→ **What to work on**:
In your copy, repeat the records exactly and leave out the pictures.

→ **Material for this task**:

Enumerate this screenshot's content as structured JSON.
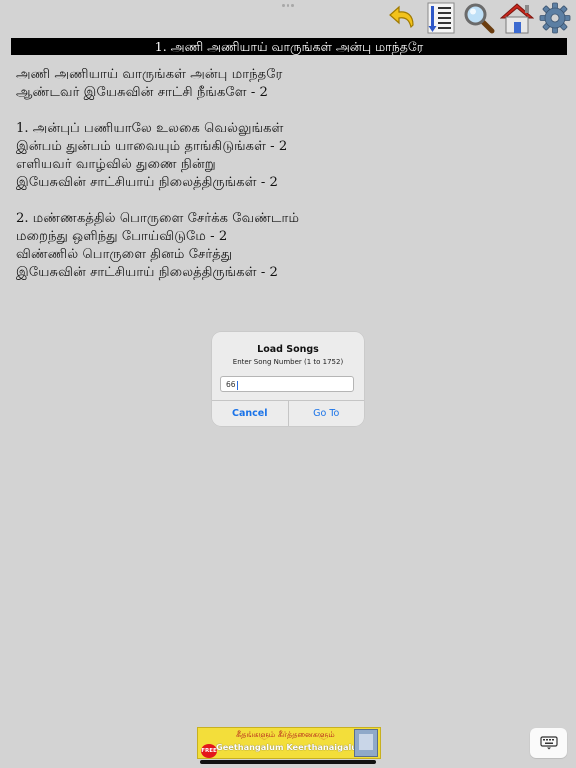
{
  "song": {
    "title": "1. அணி அணியாய் வாருங்கள் அன்பு மாந்தரே",
    "lines": [
      "அணி அணியாய் வாருங்கள் அன்பு மாந்தரே",
      "ஆண்டவர் இயேசுவின் சாட்சி நீங்களே - 2",
      "",
      "1. அன்புப் பணியாலே உலகை வெல்லுங்கள்",
      "இன்பம் துன்பம் யாவையும் தாங்கிடுங்கள் - 2",
      "எளியவர் வாழ்வில் துணை நின்று",
      "இயேசுவின் சாட்சியாய் நிலைத்திருங்கள் - 2",
      "",
      "2. மண்ணகத்தில் பொருளை சேர்க்க வேண்டாம்",
      "மறைந்து ஒளிந்து போய்விடுமே - 2",
      "விண்ணில் பொருளை தினம் சேர்த்து",
      "இயேசுவின் சாட்சியாய் நிலைத்திருங்கள் - 2"
    ]
  },
  "toolbar": {
    "icons": [
      "back-arrow-icon",
      "list-sort-icon",
      "magnifier-icon",
      "home-icon",
      "gear-icon"
    ]
  },
  "dialog": {
    "title": "Load Songs",
    "message": "Enter Song Number (1 to 1752)",
    "input_value": "66",
    "cancel_label": "Cancel",
    "go_label": "Go To"
  },
  "banner": {
    "line1": "கீதங்களும் கீர்த்தனைகளும்",
    "line2": "Geethangalum Keerthanaigalum",
    "badge": "FREE"
  },
  "colors": {
    "background": "#d3d3d3",
    "title_bar": "#000000",
    "dialog_button": "#1a73e8",
    "banner": "#f3de3a"
  }
}
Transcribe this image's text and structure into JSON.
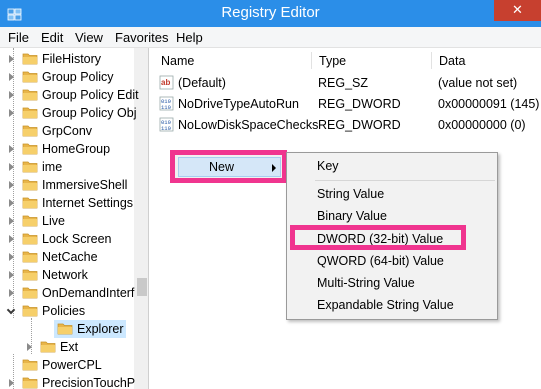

→ **Written reply**:
Enumerate this screenshot's content as structured JSON.
{
  "song": {
    "title": "1. அணி அணியாய் வாருங்கள் அன்பு மாந்தரே",
    "lines": [
      "அணி அணியாய் வாருங்கள் அன்பு மாந்தரே",
      "ஆண்டவர் இயேசுவின் சாட்சி நீங்களே - 2",
      "",
      "1. அன்புப் பணியாலே உலகை வெல்லுங்கள்",
      "இன்பம் துன்பம் யாவையும் தாங்கிடுங்கள் - 2",
      "எளியவர் வாழ்வில் துணை நின்று",
      "இயேசுவின் சாட்சியாய் நிலைத்திருங்கள் - 2",
      "",
      "2. மண்ணகத்தில் பொருளை சேர்க்க வேண்டாம்",
      "மறைந்து ஒளிந்து போய்விடுமே - 2",
      "விண்ணில் பொருளை தினம் சேர்த்து",
      "இயேசுவின் சாட்சியாய் நிலைத்திருங்கள் - 2"
    ]
  },
  "toolbar": {
    "icons": [
      "back-arrow-icon",
      "list-sort-icon",
      "magnifier-icon",
      "home-icon",
      "gear-icon"
    ]
  },
  "dialog": {
    "title": "Load Songs",
    "message": "Enter Song Number (1 to 1752)",
    "input_value": "66",
    "cancel_label": "Cancel",
    "go_label": "Go To"
  },
  "banner": {
    "line1": "கீதங்களும் கீர்த்தனைகளும்",
    "line2": "Geethangalum Keerthanaigalum",
    "badge": "FREE"
  },
  "colors": {
    "background": "#d3d3d3",
    "title_bar": "#000000",
    "dialog_button": "#1a73e8",
    "banner": "#f3de3a"
  }
}
Transcribe this image's text and structure into JSON.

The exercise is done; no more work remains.